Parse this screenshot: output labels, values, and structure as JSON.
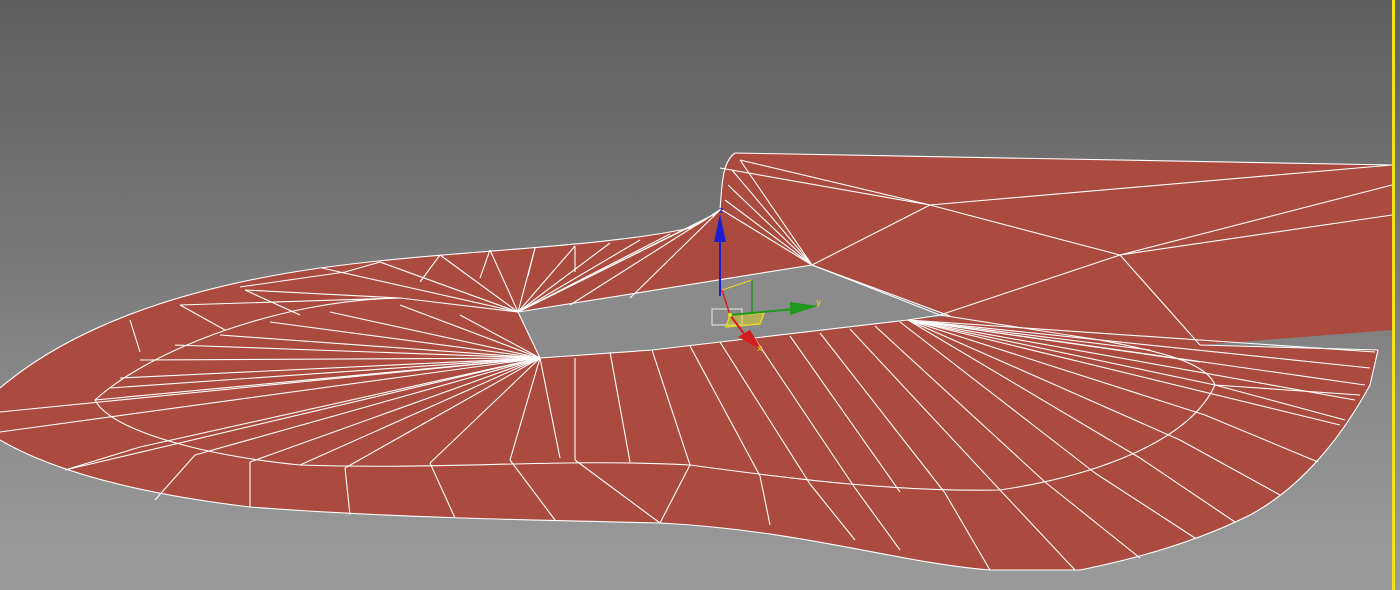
{
  "viewport": {
    "background_top": "#5f5f5f",
    "background_bottom": "#9b9b9b",
    "active_border_color": "#f4e219"
  },
  "mesh": {
    "face_color": "#ab4a3e",
    "wire_color": "#ffffff"
  },
  "gizmo": {
    "axes": [
      {
        "name": "z",
        "label": "z",
        "color": "#1d1dd0"
      },
      {
        "name": "y",
        "label": "y",
        "color": "#1f9a1f"
      },
      {
        "name": "x",
        "label": "x",
        "color": "#d21e1e"
      }
    ],
    "plane_color": "#e8d91a"
  }
}
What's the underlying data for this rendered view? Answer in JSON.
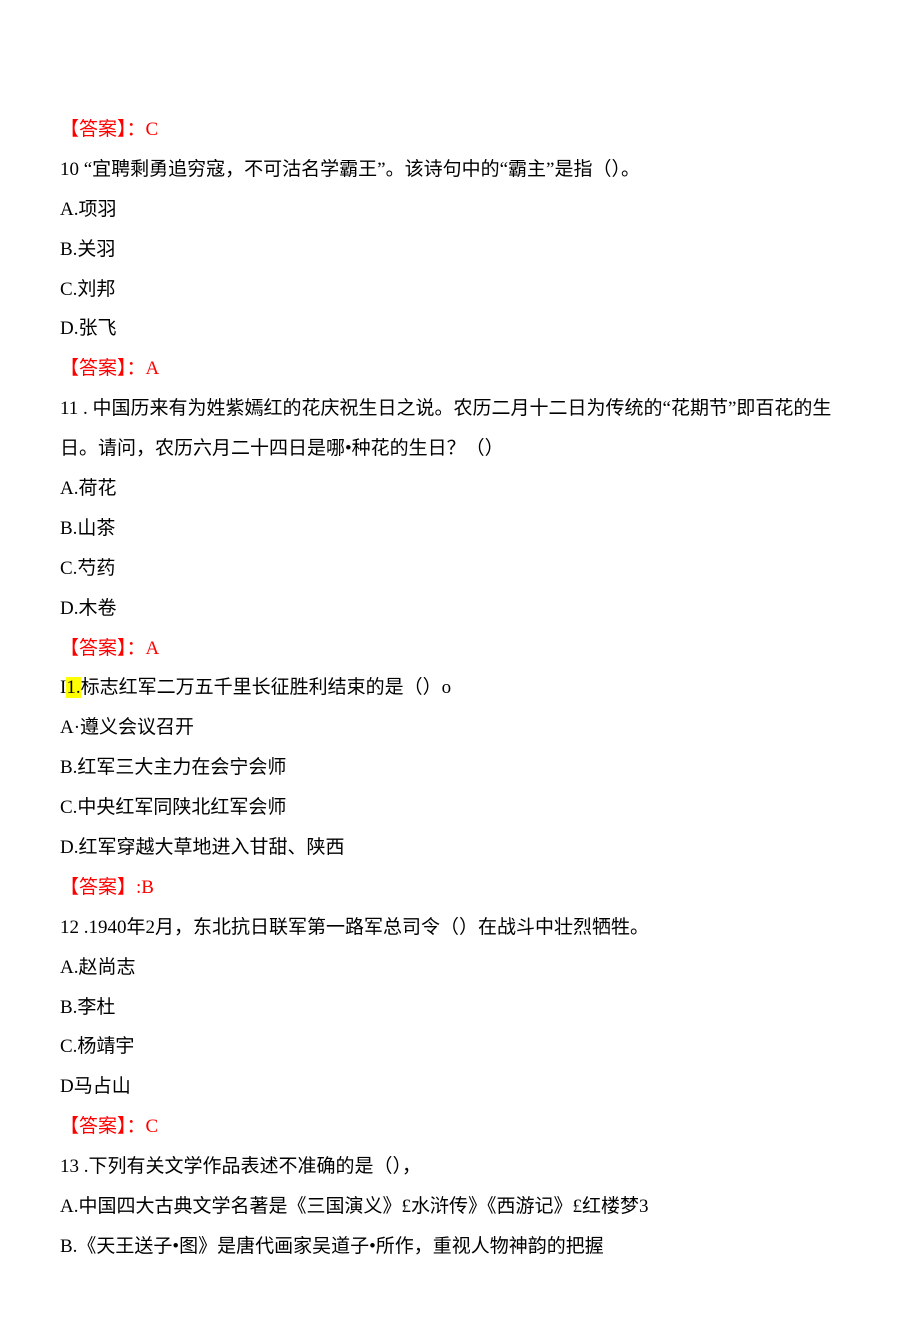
{
  "lines": [
    {
      "type": "answer",
      "text": "【答案】：C"
    },
    {
      "type": "plain",
      "text": "10 “宜聘剩勇追穷寇，不可沽名学霸王”。该诗句中的“霸主”是指（）。"
    },
    {
      "type": "plain",
      "text": "A.项羽"
    },
    {
      "type": "plain",
      "text": "B.关羽"
    },
    {
      "type": "plain",
      "text": "C.刘邦"
    },
    {
      "type": "plain",
      "text": "D.张飞"
    },
    {
      "type": "answer",
      "text": "【答案】：A"
    },
    {
      "type": "plain",
      "text": "11 . 中国历来有为姓紫嫣红的花庆祝生日之说。农历二月十二日为传统的“花期节”即百花的生日。请问，农历六月二十四日是哪•种花的生日？（）"
    },
    {
      "type": "plain",
      "text": "A.荷花"
    },
    {
      "type": "plain",
      "text": "B.山茶"
    },
    {
      "type": "plain",
      "text": "C.芍药"
    },
    {
      "type": "plain",
      "text": "D.木卷"
    },
    {
      "type": "answer",
      "text": "【答案】：A"
    },
    {
      "type": "highlight",
      "prefix": "I",
      "hl": "1.",
      "suffix": "标志红军二万五千里长征胜利结束的是（）o"
    },
    {
      "type": "plain",
      "text": "A·遵义会议召开"
    },
    {
      "type": "plain",
      "text": "B.红军三大主力在会宁会师"
    },
    {
      "type": "plain",
      "text": "C.中央红军同陕北红军会师"
    },
    {
      "type": "plain",
      "text": "D.红军穿越大草地进入甘甜、陕西"
    },
    {
      "type": "answer",
      "text": "【答案】:B"
    },
    {
      "type": "plain",
      "text": "12 .1940年2月，东北抗日联军第一路军总司令（）在战斗中壮烈牺牲。"
    },
    {
      "type": "plain",
      "text": "A.赵尚志"
    },
    {
      "type": "plain",
      "text": "B.李杜"
    },
    {
      "type": "plain",
      "text": "C.杨靖宇"
    },
    {
      "type": "plain",
      "text": "D马占山"
    },
    {
      "type": "answer",
      "text": "【答案】：C"
    },
    {
      "type": "plain",
      "text": "13 .下列有关文学作品表述不准确的是（），"
    },
    {
      "type": "plain",
      "text": "A.中国四大古典文学名著是《三国演义》£水浒传》《西游记》£红楼梦3"
    },
    {
      "type": "plain",
      "text": "B.《天王送子•图》是唐代画家吴道子•所作，重视人物神韵的把握"
    }
  ]
}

_ _ _ _

Omit the pictures, then quote the rest of the material above exactly.

_Answer for this exercise_
Parse this screenshot: output labels, values, and structure as JSON.
{
  "viewport": {
    "background_top": "#5f5f5f",
    "background_bottom": "#9b9b9b",
    "active_border_color": "#f4e219"
  },
  "mesh": {
    "face_color": "#ab4a3e",
    "wire_color": "#ffffff"
  },
  "gizmo": {
    "axes": [
      {
        "name": "z",
        "label": "z",
        "color": "#1d1dd0"
      },
      {
        "name": "y",
        "label": "y",
        "color": "#1f9a1f"
      },
      {
        "name": "x",
        "label": "x",
        "color": "#d21e1e"
      }
    ],
    "plane_color": "#e8d91a"
  }
}
What's the underlying data for this rendered view? Answer in JSON.
{
  "lines": [
    {
      "type": "answer",
      "text": "【答案】：C"
    },
    {
      "type": "plain",
      "text": "10 “宜聘剩勇追穷寇，不可沽名学霸王”。该诗句中的“霸主”是指（）。"
    },
    {
      "type": "plain",
      "text": "A.项羽"
    },
    {
      "type": "plain",
      "text": "B.关羽"
    },
    {
      "type": "plain",
      "text": "C.刘邦"
    },
    {
      "type": "plain",
      "text": "D.张飞"
    },
    {
      "type": "answer",
      "text": "【答案】：A"
    },
    {
      "type": "plain",
      "text": "11 . 中国历来有为姓紫嫣红的花庆祝生日之说。农历二月十二日为传统的“花期节”即百花的生日。请问，农历六月二十四日是哪•种花的生日？（）"
    },
    {
      "type": "plain",
      "text": "A.荷花"
    },
    {
      "type": "plain",
      "text": "B.山茶"
    },
    {
      "type": "plain",
      "text": "C.芍药"
    },
    {
      "type": "plain",
      "text": "D.木卷"
    },
    {
      "type": "answer",
      "text": "【答案】：A"
    },
    {
      "type": "highlight",
      "prefix": "I",
      "hl": "1.",
      "suffix": "标志红军二万五千里长征胜利结束的是（）o"
    },
    {
      "type": "plain",
      "text": "A·遵义会议召开"
    },
    {
      "type": "plain",
      "text": "B.红军三大主力在会宁会师"
    },
    {
      "type": "plain",
      "text": "C.中央红军同陕北红军会师"
    },
    {
      "type": "plain",
      "text": "D.红军穿越大草地进入甘甜、陕西"
    },
    {
      "type": "answer",
      "text": "【答案】:B"
    },
    {
      "type": "plain",
      "text": "12 .1940年2月，东北抗日联军第一路军总司令（）在战斗中壮烈牺牲。"
    },
    {
      "type": "plain",
      "text": "A.赵尚志"
    },
    {
      "type": "plain",
      "text": "B.李杜"
    },
    {
      "type": "plain",
      "text": "C.杨靖宇"
    },
    {
      "type": "plain",
      "text": "D马占山"
    },
    {
      "type": "answer",
      "text": "【答案】：C"
    },
    {
      "type": "plain",
      "text": "13 .下列有关文学作品表述不准确的是（），"
    },
    {
      "type": "plain",
      "text": "A.中国四大古典文学名著是《三国演义》£水浒传》《西游记》£红楼梦3"
    },
    {
      "type": "plain",
      "text": "B.《天王送子•图》是唐代画家吴道子•所作，重视人物神韵的把握"
    }
  ]
}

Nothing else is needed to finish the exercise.